Objective: Please output every line of the records from the line containing "right hand: [592, 730, 1055, 1080]" through the end of the records, both ends included, exactly as they appear.

[Stored data entries]
═══

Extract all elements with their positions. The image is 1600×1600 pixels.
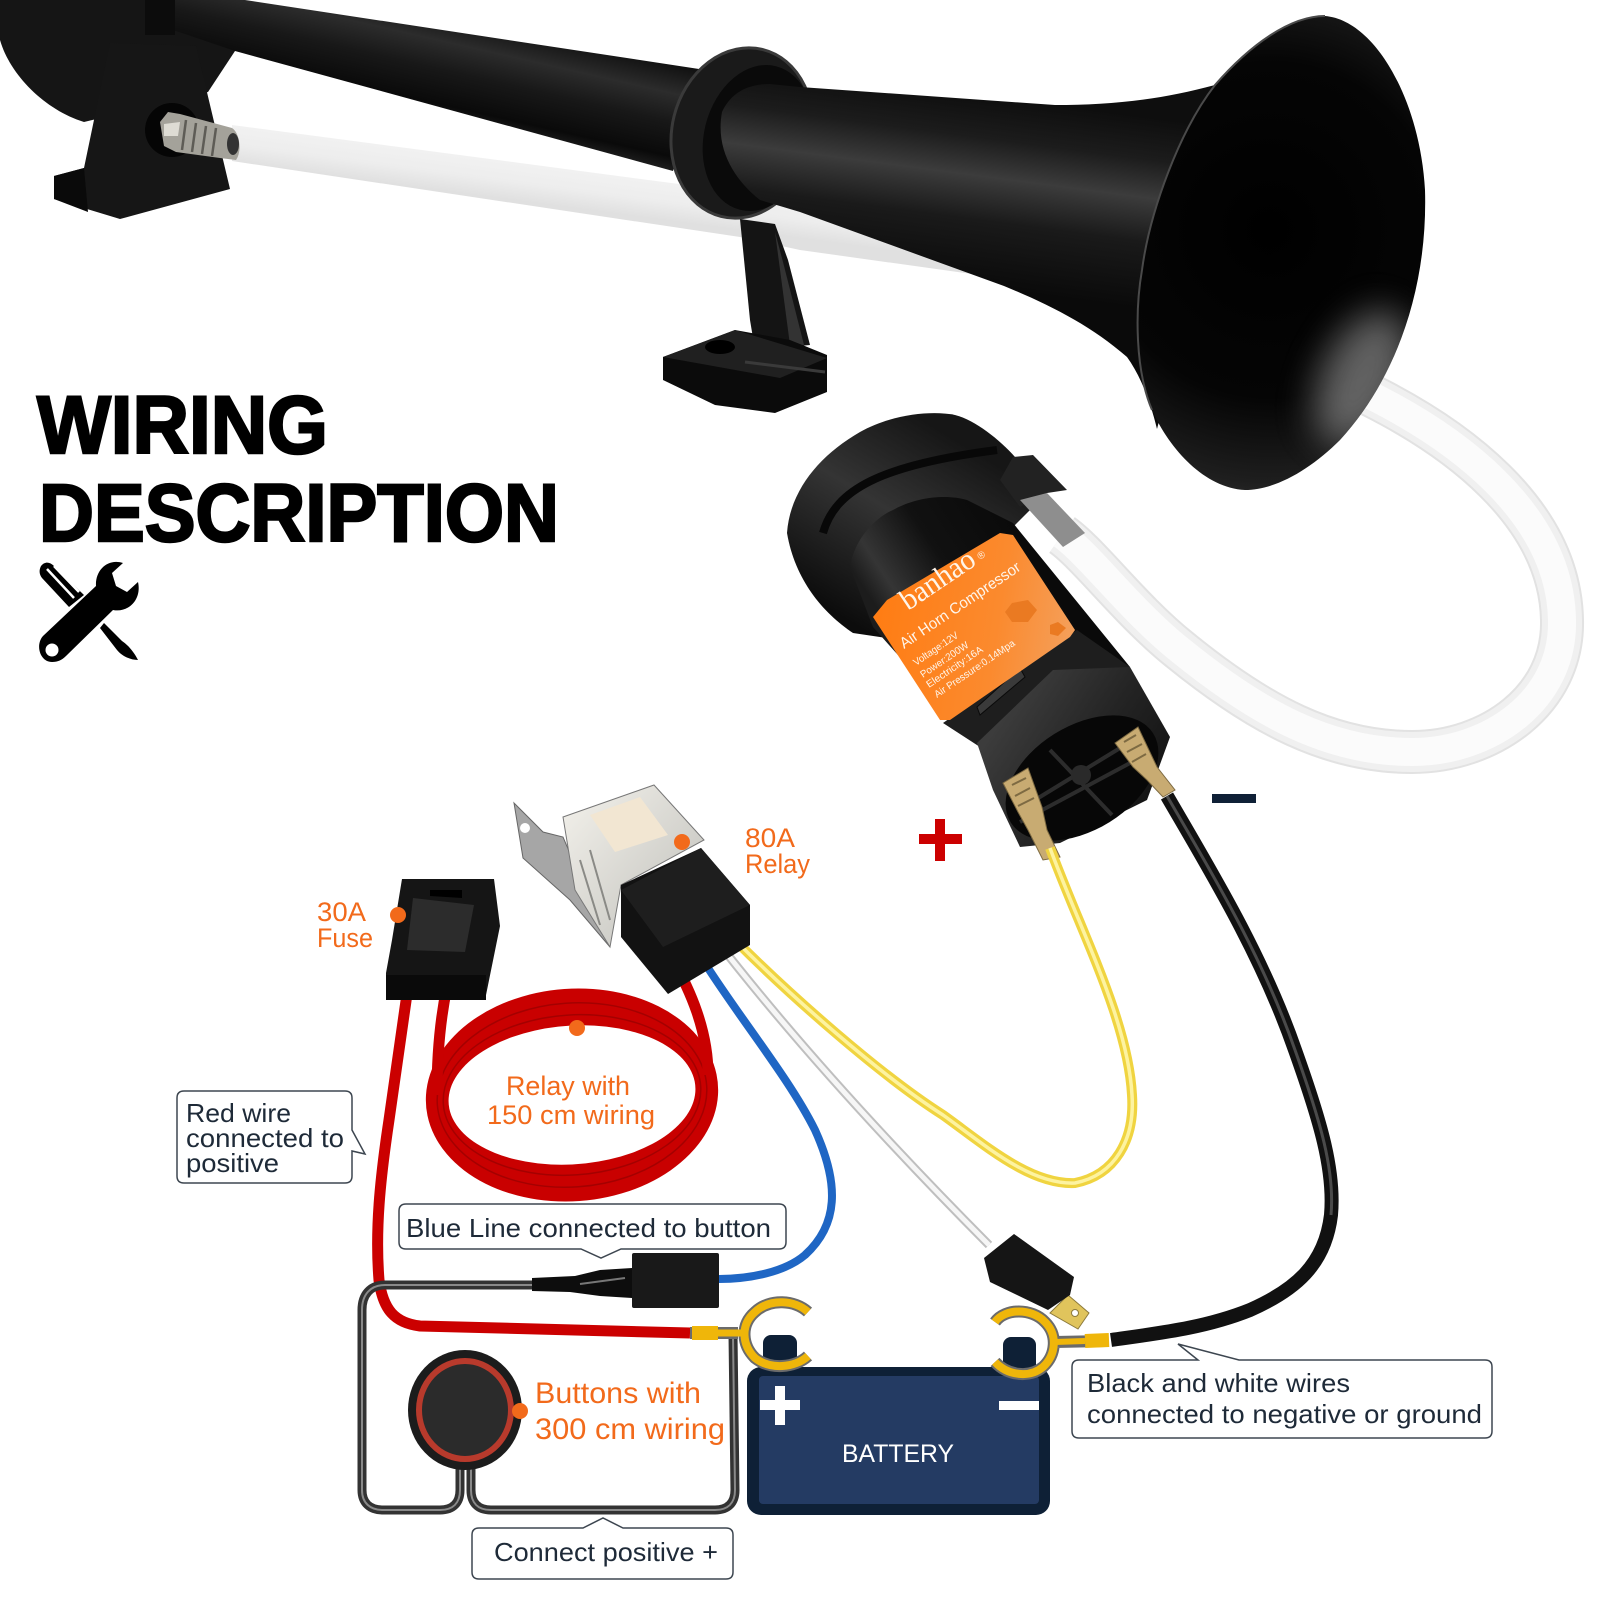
negative ring terminal [995, 1312, 1109, 1374]
air tube behind horn [232, 125, 979, 275]
callout: black and white wires [1072, 1344, 1492, 1438]
callout: red wire: connected to [186, 1123, 344, 1153]
right horn mount [663, 219, 827, 413]
orange label [873, 533, 1075, 720]
red wiring coil [426, 988, 718, 1202]
black wire [1111, 796, 1332, 1340]
30A fuse holder [386, 879, 500, 1000]
main horn tube [173, 0, 699, 171]
callout: connect positive: Connect positive + [494, 1537, 718, 1567]
orange labels: 30A [317, 897, 366, 927]
yellow wire [737, 848, 1132, 1183]
outlet nozzle [1020, 493, 1085, 547]
battery plus [760, 1386, 800, 1425]
black housing [621, 848, 750, 994]
horn bell body [721, 84, 1215, 429]
white wire connector [984, 1234, 1089, 1329]
red wire to positive terminal [378, 987, 690, 1333]
metal bracket [514, 803, 610, 947]
title [37, 380, 559, 559]
title: DESCRIPTION [39, 468, 559, 559]
icon: wrench and screwdriver [39, 562, 139, 662]
callout: black and white wires: connected to negative or ground [1087, 1399, 1482, 1429]
button wire loop [362, 1285, 735, 1510]
label text: ® [976, 549, 988, 562]
callout: red wire: positive [186, 1148, 279, 1178]
clear cover [563, 785, 704, 947]
callout: black and white wires: Black and white wires [1087, 1368, 1350, 1398]
tube rear collar [145, 0, 175, 35]
orange labels: 300 cm wiring [535, 1413, 725, 1446]
lower body band [943, 630, 1130, 747]
callout: blue line [399, 1204, 786, 1258]
left horn mount [0, 0, 245, 219]
positive ring terminal [690, 1302, 808, 1366]
horn collar [653, 33, 831, 233]
red wire relay to coil [672, 958, 708, 1075]
label text [893, 542, 1024, 700]
white wire [710, 932, 989, 1245]
callout: red wire [177, 1091, 365, 1183]
orange labels [317, 823, 810, 1446]
right terminal [1115, 727, 1175, 797]
air compressor [787, 413, 1181, 867]
end ring [977, 667, 1170, 847]
blue wire connector [532, 1253, 719, 1308]
plus sign red [919, 819, 962, 861]
80A relay [514, 785, 750, 994]
orange labels: Relay with [506, 1071, 630, 1101]
label text: Air Pressure:0.14Mpa [933, 638, 1018, 700]
label text: Electricity:16A [925, 644, 986, 690]
rear disc [787, 413, 1040, 640]
title: WIRING [37, 380, 328, 471]
orange labels: Buttons with [535, 1377, 701, 1410]
battery [747, 1335, 1050, 1515]
horn button [408, 1350, 522, 1470]
cylinder body [850, 497, 1130, 747]
callout: red wire: Red wire [186, 1098, 291, 1128]
label text: Power:200W [919, 640, 972, 680]
orange labels: Fuse [317, 923, 373, 953]
battery minus [999, 1401, 1039, 1410]
label text: Air Horn Compressor [897, 559, 1024, 652]
left terminal [1003, 768, 1060, 860]
terminal posts [763, 1335, 797, 1375]
minus sign navy [1212, 794, 1256, 803]
orange labels: Relay [745, 849, 810, 879]
orange marker dots [390, 834, 690, 1419]
blue wire [708, 968, 832, 1279]
orange labels: 150 cm wiring [487, 1100, 655, 1130]
white hose [1062, 395, 1562, 752]
outlet bracket [1000, 455, 1067, 507]
red wire fuse to coil [437, 987, 447, 1095]
bell rim [1138, 16, 1325, 410]
battery label: BATTERY [842, 1440, 954, 1468]
horn bell mouth [1140, 16, 1426, 490]
callout: blue line: Blue Line connected to button [406, 1213, 771, 1243]
label text: Voltage:12V [912, 630, 961, 668]
callout: connect positive [472, 1518, 733, 1579]
silver air fitting [160, 112, 239, 160]
label text: banhao [893, 542, 982, 617]
side slot [977, 668, 1025, 715]
orange labels: 80A [745, 823, 795, 853]
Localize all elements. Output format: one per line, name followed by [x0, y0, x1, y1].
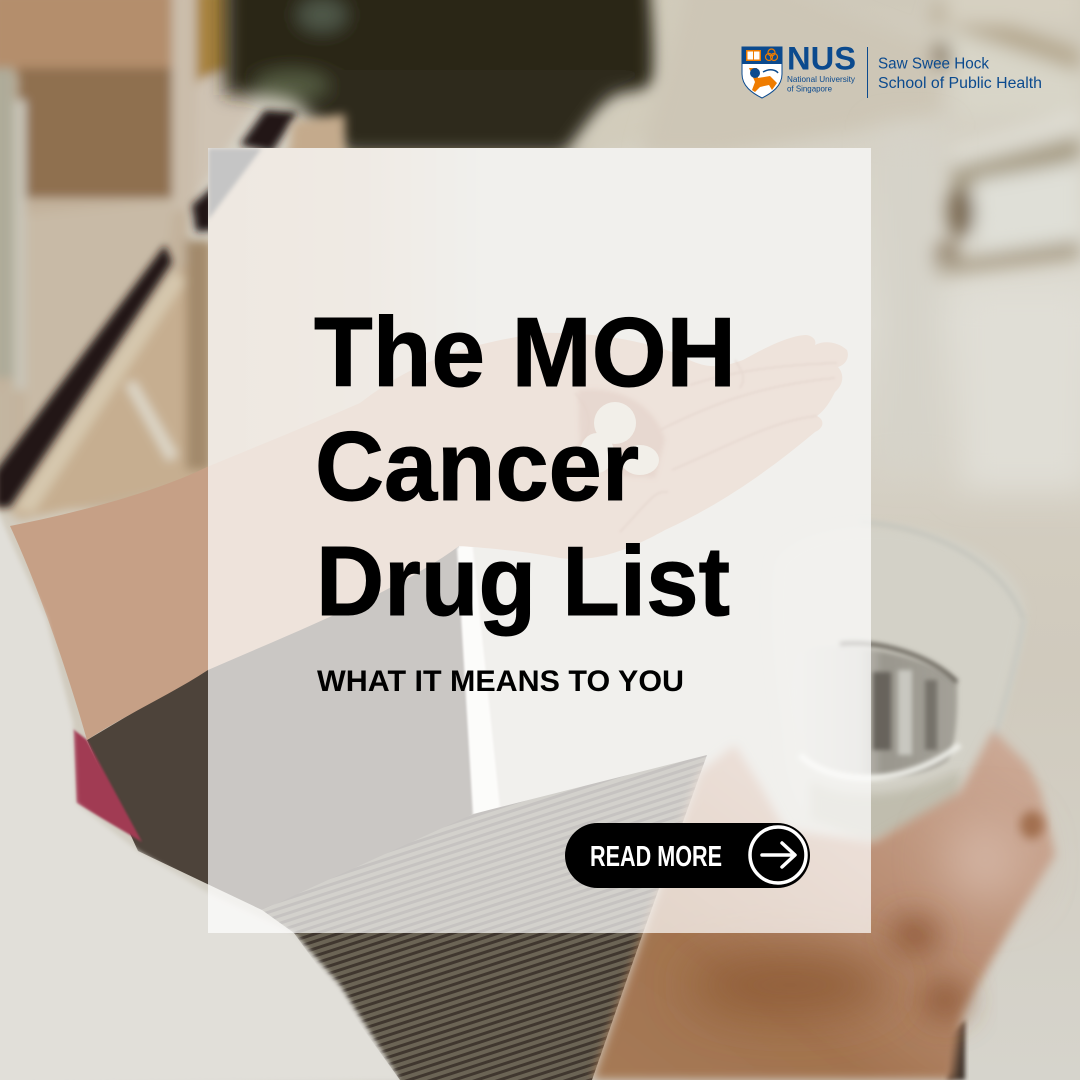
right hand: [592, 730, 1055, 1080]
translucent white panel: [208, 148, 871, 933]
dark seat and cushion: [87, 540, 500, 910]
sitting person: arm, lap, cushion: [0, 333, 965, 1080]
glass of water and right hand: [592, 522, 1055, 1080]
title: Cancer: [315, 411, 639, 521]
university name: National University: [787, 74, 856, 84]
plant at top centre: [225, 0, 695, 165]
ribbed skirt: [262, 755, 707, 1080]
forearm and open hand holding pills: [10, 333, 848, 740]
read more button: [565, 823, 810, 888]
red garment: [73, 729, 142, 842]
title: The MOH: [314, 297, 736, 407]
divider: [867, 47, 868, 98]
cream sleeve in foreground: [0, 505, 400, 1080]
logo: NUS Saw Swee Hock School of Public Health: [742, 40, 1042, 98]
logo: NUS Saw Swee Hock School of Public Health: of Singapore: [787, 84, 832, 94]
title: [314, 297, 736, 636]
read more button: READ MORE: [590, 841, 722, 873]
icon: NUS shield: [742, 47, 782, 98]
chair legs at top right: [640, 0, 1080, 490]
shelf and cabinet at top left: [0, 0, 298, 520]
NUS wordmark: NUS: [787, 40, 856, 76]
icon: arrow in circle: [750, 827, 806, 883]
title: Drug List: [316, 526, 730, 636]
pills: [580, 402, 659, 475]
finger creases: [575, 360, 837, 532]
background inside panel area: [208, 148, 578, 462]
subtitle: WHAT IT MEANS TO YOU: [317, 665, 684, 698]
school name: Saw Swee Hock: [878, 56, 989, 72]
glass: [772, 522, 1025, 842]
logo: NUS Saw Swee Hock School of Public Health: School of Public Health: [878, 75, 1042, 92]
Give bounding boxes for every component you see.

═══

Problem solution:
right hand: [592, 730, 1055, 1080]
translucent white panel: [208, 148, 871, 933]
dark seat and cushion: [87, 540, 500, 910]
sitting person: arm, lap, cushion: [0, 333, 965, 1080]
glass of water and right hand: [592, 522, 1055, 1080]
title: Cancer: [315, 411, 639, 521]
university name: National University: [787, 74, 856, 84]
plant at top centre: [225, 0, 695, 165]
ribbed skirt: [262, 755, 707, 1080]
forearm and open hand holding pills: [10, 333, 848, 740]
read more button: [565, 823, 810, 888]
red garment: [73, 729, 142, 842]
title: The MOH: [314, 297, 736, 407]
divider: [867, 47, 868, 98]
cream sleeve in foreground: [0, 505, 400, 1080]
logo: NUS Saw Swee Hock School of Public Health: [742, 40, 1042, 98]
logo: NUS Saw Swee Hock School of Public Health: of Singapore: [787, 84, 832, 94]
title: [314, 297, 736, 636]
read more button: READ MORE: [590, 841, 722, 873]
icon: NUS shield: [742, 47, 782, 98]
chair legs at top right: [640, 0, 1080, 490]
shelf and cabinet at top left: [0, 0, 298, 520]
NUS wordmark: NUS: [787, 40, 856, 76]
icon: arrow in circle: [750, 827, 806, 883]
title: Drug List: [316, 526, 730, 636]
pills: [580, 402, 659, 475]
finger creases: [575, 360, 837, 532]
background inside panel area: [208, 148, 578, 462]
subtitle: WHAT IT MEANS TO YOU: [317, 665, 684, 698]
school name: Saw Swee Hock: [878, 56, 989, 72]
glass: [772, 522, 1025, 842]
logo: NUS Saw Swee Hock School of Public Health: School of Public Health: [878, 75, 1042, 92]
Give bounding boxes for every component you see.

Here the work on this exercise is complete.